— Task directions —
Tally the lines holding the word "this" and state the count by itself.

* * * * * * *

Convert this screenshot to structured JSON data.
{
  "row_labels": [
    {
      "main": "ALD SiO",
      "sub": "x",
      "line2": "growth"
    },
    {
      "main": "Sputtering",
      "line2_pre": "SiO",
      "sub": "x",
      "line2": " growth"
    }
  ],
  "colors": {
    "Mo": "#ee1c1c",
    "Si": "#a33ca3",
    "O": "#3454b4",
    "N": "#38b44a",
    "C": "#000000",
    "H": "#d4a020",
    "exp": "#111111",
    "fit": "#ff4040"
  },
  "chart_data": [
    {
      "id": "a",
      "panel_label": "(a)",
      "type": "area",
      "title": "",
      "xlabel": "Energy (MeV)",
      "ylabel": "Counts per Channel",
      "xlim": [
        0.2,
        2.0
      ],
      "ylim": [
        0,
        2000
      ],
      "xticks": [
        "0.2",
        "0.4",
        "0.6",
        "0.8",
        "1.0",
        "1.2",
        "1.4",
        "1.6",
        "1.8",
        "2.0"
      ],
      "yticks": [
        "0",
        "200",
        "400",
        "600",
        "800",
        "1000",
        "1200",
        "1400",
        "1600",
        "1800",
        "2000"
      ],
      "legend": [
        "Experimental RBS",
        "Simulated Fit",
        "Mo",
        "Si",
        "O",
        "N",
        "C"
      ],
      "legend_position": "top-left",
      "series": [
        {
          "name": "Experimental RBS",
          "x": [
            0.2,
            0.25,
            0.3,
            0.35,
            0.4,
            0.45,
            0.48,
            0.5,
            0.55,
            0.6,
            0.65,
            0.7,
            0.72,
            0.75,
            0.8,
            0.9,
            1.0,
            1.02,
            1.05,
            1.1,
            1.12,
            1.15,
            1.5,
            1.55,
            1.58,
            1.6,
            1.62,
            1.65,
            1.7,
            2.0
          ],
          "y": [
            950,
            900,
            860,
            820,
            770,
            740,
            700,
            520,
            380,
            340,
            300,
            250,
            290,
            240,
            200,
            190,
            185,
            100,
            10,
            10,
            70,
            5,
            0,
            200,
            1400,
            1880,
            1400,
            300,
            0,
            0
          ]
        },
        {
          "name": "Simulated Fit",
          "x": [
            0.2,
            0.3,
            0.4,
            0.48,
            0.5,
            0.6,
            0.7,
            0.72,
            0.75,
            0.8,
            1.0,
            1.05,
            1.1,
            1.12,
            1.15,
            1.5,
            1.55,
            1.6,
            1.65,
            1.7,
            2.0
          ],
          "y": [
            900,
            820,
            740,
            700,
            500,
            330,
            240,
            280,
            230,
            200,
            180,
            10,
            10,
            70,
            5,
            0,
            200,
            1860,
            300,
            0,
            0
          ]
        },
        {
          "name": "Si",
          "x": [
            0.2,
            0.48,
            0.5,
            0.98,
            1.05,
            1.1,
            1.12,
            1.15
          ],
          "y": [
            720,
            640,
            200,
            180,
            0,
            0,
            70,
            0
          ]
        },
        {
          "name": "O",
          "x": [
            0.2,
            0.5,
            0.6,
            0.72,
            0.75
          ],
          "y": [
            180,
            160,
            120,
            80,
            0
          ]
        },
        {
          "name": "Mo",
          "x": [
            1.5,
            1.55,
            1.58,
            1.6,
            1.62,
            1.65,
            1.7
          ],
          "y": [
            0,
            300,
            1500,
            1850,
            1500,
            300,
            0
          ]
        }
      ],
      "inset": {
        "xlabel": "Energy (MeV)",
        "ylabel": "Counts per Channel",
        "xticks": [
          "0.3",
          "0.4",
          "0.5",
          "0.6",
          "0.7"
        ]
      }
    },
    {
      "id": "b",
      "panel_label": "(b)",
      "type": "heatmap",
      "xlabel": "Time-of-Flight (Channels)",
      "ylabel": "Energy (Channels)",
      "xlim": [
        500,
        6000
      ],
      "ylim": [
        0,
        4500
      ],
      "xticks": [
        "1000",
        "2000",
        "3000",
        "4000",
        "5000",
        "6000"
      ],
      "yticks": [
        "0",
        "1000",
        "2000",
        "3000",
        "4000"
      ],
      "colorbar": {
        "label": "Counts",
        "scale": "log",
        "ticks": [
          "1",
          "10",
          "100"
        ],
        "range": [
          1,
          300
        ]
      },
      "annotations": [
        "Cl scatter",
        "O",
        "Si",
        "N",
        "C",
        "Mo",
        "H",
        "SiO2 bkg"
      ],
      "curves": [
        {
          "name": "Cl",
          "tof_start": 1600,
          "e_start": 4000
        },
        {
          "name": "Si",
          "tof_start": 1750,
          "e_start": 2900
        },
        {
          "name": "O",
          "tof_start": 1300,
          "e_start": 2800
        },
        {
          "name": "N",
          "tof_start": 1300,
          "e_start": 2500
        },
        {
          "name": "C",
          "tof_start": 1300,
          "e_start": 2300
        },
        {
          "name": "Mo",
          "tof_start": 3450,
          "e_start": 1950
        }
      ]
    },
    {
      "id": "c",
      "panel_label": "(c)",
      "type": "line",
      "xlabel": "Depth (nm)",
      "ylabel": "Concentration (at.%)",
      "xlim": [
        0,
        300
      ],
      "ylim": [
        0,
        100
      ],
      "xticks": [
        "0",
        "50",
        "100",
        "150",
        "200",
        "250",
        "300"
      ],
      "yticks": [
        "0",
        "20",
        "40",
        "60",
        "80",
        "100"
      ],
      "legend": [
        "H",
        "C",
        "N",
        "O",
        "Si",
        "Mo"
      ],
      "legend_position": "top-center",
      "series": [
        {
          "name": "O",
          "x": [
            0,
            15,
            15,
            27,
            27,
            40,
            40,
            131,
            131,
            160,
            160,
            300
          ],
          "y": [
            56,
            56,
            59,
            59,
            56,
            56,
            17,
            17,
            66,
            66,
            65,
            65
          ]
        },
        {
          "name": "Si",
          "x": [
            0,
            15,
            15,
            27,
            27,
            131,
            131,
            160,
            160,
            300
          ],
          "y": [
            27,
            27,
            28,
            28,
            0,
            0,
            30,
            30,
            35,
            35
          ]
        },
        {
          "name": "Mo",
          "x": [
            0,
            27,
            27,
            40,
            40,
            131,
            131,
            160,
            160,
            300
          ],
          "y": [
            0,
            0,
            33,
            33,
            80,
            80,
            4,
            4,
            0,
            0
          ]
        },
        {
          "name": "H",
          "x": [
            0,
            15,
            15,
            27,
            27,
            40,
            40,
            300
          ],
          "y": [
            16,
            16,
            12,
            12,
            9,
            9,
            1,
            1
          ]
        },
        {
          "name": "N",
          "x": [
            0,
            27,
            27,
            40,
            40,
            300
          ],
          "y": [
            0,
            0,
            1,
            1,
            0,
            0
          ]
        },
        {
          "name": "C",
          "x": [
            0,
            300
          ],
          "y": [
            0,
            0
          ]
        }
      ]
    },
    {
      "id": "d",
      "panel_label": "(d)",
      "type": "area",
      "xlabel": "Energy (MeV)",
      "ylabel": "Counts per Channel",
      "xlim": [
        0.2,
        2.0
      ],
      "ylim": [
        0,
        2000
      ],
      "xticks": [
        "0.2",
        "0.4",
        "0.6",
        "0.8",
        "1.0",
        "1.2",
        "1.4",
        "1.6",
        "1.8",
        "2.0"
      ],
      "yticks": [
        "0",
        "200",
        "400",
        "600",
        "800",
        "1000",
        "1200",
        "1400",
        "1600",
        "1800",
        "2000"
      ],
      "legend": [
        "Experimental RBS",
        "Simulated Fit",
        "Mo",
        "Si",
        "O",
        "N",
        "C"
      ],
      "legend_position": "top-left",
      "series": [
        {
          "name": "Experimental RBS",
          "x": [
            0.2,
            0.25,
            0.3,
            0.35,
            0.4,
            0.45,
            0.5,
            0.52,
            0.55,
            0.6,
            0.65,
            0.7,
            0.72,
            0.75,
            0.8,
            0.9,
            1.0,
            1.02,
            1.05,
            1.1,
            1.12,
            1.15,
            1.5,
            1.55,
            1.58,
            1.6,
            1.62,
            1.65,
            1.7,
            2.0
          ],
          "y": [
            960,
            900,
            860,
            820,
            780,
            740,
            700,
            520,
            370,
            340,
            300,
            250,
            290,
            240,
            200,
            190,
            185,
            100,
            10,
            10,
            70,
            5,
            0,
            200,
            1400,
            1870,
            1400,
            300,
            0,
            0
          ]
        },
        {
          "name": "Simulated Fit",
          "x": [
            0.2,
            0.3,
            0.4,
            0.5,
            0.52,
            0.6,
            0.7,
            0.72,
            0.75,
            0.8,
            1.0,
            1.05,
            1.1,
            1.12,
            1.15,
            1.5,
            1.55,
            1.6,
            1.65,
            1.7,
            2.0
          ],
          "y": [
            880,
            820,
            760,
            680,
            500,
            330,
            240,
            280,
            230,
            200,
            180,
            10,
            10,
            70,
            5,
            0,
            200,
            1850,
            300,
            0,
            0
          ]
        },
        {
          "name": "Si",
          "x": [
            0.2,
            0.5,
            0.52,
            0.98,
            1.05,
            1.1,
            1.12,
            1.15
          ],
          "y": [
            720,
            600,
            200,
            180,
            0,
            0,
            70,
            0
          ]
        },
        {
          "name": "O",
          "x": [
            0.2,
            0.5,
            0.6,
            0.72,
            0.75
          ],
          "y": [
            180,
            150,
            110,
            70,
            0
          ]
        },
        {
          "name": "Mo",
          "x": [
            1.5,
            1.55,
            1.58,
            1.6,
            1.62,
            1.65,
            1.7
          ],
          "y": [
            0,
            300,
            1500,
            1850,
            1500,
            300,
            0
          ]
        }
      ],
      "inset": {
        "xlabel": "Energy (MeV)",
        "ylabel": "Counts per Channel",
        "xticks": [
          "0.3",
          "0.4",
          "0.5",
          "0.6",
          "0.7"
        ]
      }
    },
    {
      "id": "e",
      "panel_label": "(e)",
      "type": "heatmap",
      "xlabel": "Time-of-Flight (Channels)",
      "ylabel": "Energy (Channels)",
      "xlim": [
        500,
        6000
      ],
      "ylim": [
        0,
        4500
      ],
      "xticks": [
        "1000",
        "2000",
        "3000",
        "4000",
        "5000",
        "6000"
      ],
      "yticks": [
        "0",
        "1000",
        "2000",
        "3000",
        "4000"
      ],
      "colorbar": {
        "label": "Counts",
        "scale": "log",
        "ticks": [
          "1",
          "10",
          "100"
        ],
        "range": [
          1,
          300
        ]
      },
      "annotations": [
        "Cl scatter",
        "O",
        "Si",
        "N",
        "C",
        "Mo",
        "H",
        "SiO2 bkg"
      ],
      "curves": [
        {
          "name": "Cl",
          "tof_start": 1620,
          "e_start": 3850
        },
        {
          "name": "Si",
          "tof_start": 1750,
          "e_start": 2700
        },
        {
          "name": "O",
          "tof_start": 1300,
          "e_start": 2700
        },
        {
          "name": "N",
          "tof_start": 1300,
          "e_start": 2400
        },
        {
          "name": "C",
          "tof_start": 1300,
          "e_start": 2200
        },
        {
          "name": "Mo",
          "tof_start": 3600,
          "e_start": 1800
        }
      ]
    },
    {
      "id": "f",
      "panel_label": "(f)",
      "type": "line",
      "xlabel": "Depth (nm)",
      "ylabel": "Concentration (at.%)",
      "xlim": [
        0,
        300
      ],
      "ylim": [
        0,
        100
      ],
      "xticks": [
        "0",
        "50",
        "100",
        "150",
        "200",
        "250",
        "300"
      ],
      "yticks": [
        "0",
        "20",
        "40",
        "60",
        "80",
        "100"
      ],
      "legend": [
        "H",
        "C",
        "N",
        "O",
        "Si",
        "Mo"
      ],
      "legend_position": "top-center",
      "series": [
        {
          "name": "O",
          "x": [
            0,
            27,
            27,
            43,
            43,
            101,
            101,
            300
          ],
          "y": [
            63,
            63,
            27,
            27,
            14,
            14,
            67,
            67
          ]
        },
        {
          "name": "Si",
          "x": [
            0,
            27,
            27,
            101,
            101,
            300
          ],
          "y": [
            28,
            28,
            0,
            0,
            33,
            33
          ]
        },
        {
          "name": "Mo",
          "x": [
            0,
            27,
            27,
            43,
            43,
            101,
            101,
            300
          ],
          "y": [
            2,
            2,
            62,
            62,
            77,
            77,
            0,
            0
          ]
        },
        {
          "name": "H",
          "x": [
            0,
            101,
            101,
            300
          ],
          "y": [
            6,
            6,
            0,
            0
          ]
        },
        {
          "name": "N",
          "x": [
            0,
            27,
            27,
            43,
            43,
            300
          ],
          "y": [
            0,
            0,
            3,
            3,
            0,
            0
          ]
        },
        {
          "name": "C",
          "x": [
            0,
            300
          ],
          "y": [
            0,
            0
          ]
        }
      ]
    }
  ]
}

* * * * * * *

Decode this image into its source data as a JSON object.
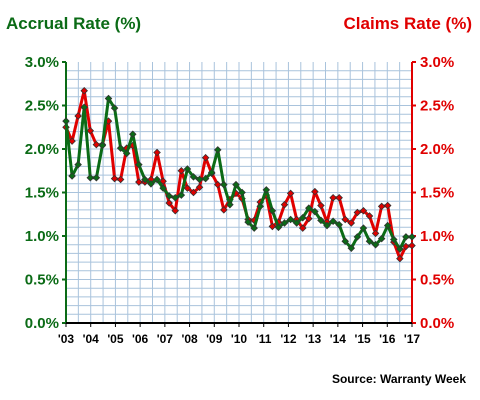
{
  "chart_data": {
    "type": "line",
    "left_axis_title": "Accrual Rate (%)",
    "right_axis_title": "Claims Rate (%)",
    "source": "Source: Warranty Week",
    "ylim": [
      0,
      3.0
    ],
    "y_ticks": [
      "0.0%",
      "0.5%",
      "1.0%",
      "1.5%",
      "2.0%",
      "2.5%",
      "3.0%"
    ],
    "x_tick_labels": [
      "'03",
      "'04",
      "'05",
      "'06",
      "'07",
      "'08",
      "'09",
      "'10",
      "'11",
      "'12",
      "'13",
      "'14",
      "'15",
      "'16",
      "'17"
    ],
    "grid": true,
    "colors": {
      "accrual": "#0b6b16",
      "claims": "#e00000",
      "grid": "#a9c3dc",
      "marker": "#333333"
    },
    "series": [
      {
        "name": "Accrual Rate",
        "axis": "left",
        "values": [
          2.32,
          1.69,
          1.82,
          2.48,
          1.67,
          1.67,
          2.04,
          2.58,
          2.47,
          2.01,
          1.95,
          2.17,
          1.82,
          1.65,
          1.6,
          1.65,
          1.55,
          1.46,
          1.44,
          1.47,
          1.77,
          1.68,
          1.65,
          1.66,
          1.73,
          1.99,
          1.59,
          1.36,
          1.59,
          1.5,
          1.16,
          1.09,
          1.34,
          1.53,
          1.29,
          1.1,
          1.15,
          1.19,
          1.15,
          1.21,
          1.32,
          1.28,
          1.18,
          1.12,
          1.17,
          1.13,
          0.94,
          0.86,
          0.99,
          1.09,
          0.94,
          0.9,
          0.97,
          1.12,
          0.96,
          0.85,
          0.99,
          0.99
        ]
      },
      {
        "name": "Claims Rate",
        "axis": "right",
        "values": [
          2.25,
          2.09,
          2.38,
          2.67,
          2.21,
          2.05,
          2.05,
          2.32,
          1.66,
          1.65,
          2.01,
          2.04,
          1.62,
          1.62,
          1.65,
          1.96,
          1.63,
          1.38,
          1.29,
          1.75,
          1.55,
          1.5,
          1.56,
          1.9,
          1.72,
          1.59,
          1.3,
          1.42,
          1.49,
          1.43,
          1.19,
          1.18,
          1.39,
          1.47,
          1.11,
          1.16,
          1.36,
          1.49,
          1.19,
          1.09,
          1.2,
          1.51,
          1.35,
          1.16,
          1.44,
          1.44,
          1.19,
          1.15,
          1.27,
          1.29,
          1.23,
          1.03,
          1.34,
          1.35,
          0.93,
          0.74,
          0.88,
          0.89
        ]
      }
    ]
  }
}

* * * * * * *

— Reply —
2